▶ _Problem description_
All lines below must be repeated exactly, with the pictures omitted.
═══ Dataset records
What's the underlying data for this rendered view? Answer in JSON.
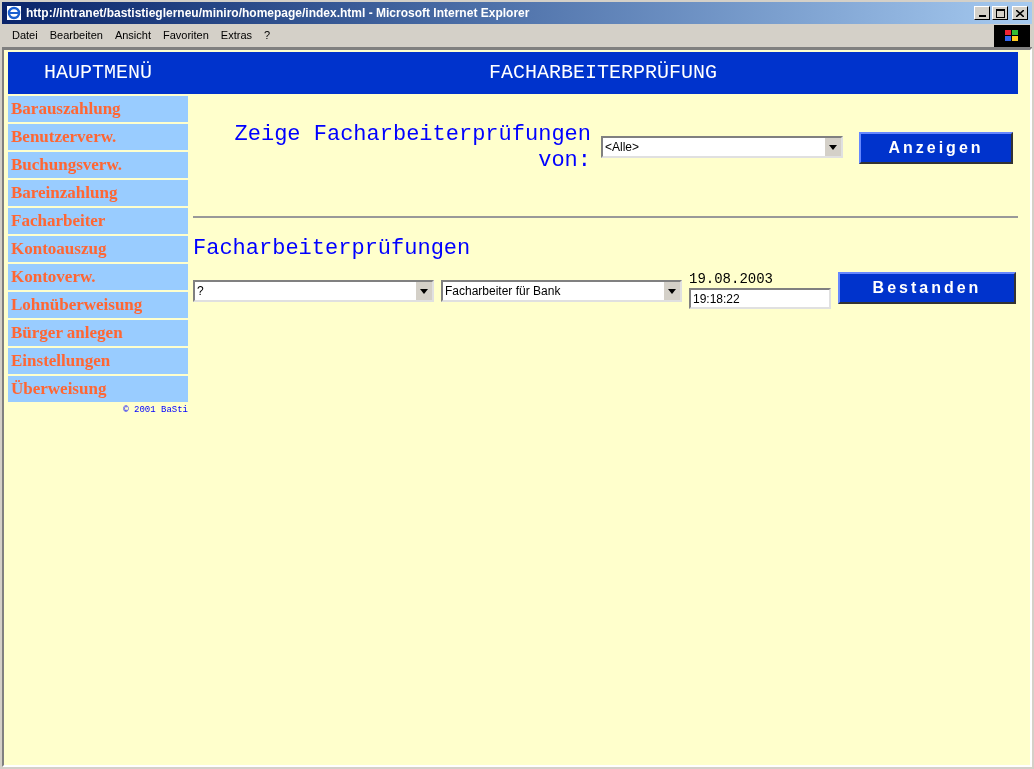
{
  "window": {
    "title": "http://intranet/bastistieglerneu/miniro/homepage/index.html - Microsoft Internet Explorer"
  },
  "menu_bar": [
    "Datei",
    "Bearbeiten",
    "Ansicht",
    "Favoriten",
    "Extras",
    "?"
  ],
  "header": {
    "menu_title": "HAUPTMENÜ",
    "page_title": "FACHARBEITERPRÜFUNG"
  },
  "sidebar": {
    "items": [
      "Barauszahlung",
      "Benutzerverw.",
      "Buchungsverw.",
      "Bareinzahlung",
      "Facharbeiter",
      "Kontoauszug",
      "Kontoverw.",
      "Lohnüberweisung",
      "Bürger anlegen",
      "Einstellungen",
      "Überweisung"
    ],
    "footer": "© 2001 BaSti"
  },
  "filter": {
    "label": "Zeige Facharbeiterprüfungen von:",
    "select": "<Alle>",
    "button": "Anzeigen"
  },
  "section": {
    "heading": "Facharbeiterprüfungen",
    "row": {
      "select_1": "?",
      "select_2": "Facharbeiter für Bank",
      "date": "19.08.2003",
      "time": "19:18:22",
      "button": "Bestanden"
    }
  }
}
══════
▶ _Exercise answer_
What's the underlying data for this rendered view? Answer in JSON.
{
  "window": {
    "title": "http://intranet/bastistieglerneu/miniro/homepage/index.html - Microsoft Internet Explorer"
  },
  "menu_bar": [
    "Datei",
    "Bearbeiten",
    "Ansicht",
    "Favoriten",
    "Extras",
    "?"
  ],
  "header": {
    "menu_title": "HAUPTMENÜ",
    "page_title": "FACHARBEITERPRÜFUNG"
  },
  "sidebar": {
    "items": [
      "Barauszahlung",
      "Benutzerverw.",
      "Buchungsverw.",
      "Bareinzahlung",
      "Facharbeiter",
      "Kontoauszug",
      "Kontoverw.",
      "Lohnüberweisung",
      "Bürger anlegen",
      "Einstellungen",
      "Überweisung"
    ],
    "footer": "© 2001 BaSti"
  },
  "filter": {
    "label": "Zeige Facharbeiterprüfungen von:",
    "select": "<Alle>",
    "button": "Anzeigen"
  },
  "section": {
    "heading": "Facharbeiterprüfungen",
    "row": {
      "select_1": "?",
      "select_2": "Facharbeiter für Bank",
      "date": "19.08.2003",
      "time": "19:18:22",
      "button": "Bestanden"
    }
  }
}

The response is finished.